▶ _Element placement data_:
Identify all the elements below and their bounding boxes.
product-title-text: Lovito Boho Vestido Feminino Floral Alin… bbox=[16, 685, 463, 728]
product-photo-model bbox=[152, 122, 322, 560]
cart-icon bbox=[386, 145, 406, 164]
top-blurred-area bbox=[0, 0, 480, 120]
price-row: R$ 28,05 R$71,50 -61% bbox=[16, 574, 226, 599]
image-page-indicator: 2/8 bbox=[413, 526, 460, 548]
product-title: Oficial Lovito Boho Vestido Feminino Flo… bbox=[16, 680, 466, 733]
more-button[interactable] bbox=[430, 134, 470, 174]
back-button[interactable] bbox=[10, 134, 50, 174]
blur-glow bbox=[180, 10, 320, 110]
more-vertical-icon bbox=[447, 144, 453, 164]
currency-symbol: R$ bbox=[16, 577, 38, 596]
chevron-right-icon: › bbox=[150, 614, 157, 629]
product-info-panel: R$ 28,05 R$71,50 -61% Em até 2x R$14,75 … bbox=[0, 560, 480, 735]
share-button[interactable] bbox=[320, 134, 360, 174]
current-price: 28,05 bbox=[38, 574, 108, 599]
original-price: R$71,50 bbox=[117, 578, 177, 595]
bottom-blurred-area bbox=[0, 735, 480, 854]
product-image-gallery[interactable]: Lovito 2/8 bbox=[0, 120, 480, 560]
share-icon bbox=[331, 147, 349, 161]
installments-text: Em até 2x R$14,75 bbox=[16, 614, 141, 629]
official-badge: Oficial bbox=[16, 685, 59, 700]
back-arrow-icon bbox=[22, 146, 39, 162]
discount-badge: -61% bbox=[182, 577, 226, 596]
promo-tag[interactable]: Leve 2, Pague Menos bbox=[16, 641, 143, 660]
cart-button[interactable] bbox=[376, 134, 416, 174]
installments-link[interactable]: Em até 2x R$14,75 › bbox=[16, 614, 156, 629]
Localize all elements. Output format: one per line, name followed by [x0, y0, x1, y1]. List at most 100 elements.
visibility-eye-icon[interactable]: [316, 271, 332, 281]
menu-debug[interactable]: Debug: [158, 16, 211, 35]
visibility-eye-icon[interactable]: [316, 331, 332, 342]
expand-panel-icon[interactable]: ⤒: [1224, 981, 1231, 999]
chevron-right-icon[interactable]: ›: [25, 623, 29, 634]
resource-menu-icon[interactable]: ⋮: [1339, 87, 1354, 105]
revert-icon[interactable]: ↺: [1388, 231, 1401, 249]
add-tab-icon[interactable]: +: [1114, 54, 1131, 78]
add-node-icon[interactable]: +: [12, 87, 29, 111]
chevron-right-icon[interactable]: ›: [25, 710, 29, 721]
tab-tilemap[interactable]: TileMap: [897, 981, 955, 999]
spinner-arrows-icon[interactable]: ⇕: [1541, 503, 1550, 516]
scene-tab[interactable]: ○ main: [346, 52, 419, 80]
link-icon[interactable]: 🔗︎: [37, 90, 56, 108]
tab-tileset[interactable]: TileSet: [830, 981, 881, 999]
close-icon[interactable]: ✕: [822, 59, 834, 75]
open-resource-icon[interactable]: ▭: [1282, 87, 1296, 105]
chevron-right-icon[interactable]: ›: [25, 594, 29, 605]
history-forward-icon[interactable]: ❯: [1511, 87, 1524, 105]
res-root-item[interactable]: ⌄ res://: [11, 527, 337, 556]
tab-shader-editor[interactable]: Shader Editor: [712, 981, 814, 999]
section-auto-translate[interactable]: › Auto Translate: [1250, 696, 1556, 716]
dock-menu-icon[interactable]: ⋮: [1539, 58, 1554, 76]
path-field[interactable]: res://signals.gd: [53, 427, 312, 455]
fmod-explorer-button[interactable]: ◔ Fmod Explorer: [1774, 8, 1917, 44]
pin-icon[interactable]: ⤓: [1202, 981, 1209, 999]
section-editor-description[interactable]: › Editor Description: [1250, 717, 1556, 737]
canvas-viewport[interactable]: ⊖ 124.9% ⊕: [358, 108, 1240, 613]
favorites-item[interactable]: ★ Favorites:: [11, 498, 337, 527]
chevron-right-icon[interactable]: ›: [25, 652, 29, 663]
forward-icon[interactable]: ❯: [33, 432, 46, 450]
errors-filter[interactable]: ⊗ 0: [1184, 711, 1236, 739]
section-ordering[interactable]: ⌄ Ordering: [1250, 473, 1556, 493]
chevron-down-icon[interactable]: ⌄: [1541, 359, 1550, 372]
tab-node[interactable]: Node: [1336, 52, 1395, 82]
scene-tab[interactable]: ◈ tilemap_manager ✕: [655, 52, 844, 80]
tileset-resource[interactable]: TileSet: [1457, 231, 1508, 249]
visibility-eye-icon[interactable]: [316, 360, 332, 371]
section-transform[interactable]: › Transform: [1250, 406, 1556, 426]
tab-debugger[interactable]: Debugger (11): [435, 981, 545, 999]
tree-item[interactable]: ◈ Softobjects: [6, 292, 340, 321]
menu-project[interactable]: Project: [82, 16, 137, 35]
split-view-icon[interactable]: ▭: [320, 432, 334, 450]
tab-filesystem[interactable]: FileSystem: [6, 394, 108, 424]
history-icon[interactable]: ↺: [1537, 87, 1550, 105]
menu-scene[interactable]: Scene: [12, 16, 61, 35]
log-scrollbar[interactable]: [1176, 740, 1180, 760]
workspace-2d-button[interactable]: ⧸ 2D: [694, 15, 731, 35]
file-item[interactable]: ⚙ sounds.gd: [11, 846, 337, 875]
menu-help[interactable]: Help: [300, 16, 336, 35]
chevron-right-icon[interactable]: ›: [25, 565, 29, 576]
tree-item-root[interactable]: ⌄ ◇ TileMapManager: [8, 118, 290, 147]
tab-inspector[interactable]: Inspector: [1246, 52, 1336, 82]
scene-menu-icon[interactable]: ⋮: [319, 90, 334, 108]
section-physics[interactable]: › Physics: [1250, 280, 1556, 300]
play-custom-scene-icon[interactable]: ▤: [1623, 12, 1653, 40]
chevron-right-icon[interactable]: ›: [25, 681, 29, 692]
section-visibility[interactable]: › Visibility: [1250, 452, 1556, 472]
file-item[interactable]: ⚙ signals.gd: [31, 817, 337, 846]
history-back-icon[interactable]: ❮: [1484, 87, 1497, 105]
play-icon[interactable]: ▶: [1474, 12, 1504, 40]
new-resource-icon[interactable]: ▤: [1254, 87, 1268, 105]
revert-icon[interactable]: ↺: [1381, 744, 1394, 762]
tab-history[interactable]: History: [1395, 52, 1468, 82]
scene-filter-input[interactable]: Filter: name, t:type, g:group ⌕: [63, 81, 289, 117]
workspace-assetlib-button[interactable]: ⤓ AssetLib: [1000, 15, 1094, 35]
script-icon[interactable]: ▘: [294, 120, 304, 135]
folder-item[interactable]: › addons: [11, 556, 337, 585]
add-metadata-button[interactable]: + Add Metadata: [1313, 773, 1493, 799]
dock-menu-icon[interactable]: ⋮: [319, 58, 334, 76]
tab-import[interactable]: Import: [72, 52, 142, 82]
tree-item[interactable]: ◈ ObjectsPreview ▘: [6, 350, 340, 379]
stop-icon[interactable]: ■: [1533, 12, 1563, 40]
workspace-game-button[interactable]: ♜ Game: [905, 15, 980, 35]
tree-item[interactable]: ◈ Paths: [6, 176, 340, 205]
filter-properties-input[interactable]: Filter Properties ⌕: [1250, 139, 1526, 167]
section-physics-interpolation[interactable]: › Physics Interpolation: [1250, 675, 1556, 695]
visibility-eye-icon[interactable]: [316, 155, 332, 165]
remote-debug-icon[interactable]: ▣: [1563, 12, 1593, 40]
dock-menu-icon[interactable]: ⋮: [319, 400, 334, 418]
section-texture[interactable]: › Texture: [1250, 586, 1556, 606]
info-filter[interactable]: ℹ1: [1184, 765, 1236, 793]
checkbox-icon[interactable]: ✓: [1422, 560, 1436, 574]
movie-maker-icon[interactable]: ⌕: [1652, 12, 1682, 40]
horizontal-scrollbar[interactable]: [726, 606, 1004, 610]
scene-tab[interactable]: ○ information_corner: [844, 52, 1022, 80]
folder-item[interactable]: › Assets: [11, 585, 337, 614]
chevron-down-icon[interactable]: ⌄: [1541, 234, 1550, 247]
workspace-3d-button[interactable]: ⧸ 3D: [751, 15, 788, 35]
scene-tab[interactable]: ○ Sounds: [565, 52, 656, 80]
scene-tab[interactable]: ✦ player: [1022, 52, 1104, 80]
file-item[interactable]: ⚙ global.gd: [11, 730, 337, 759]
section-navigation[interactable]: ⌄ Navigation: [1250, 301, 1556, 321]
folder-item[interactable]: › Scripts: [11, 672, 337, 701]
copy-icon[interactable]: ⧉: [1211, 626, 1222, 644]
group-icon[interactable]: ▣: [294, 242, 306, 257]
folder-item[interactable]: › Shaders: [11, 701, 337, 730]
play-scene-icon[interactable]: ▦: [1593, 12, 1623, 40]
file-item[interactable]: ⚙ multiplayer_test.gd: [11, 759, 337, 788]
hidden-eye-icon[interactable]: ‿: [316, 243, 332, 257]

▶ _AIM_:
Copy down every line of the items, word for word, from the very start down through the line that contains "more-button[interactable] bbox=[430, 134, 470, 174]", including both the first line and that last one.

▶ _THE RESULT_:
Identify all the elements below and their bounding boxes.
product-title-text: Lovito Boho Vestido Feminino Floral Alin… bbox=[16, 685, 463, 728]
product-photo-model bbox=[152, 122, 322, 560]
cart-icon bbox=[386, 145, 406, 164]
top-blurred-area bbox=[0, 0, 480, 120]
price-row: R$ 28,05 R$71,50 -61% bbox=[16, 574, 226, 599]
image-page-indicator: 2/8 bbox=[413, 526, 460, 548]
product-title: Oficial Lovito Boho Vestido Feminino Flo… bbox=[16, 680, 466, 733]
more-button[interactable] bbox=[430, 134, 470, 174]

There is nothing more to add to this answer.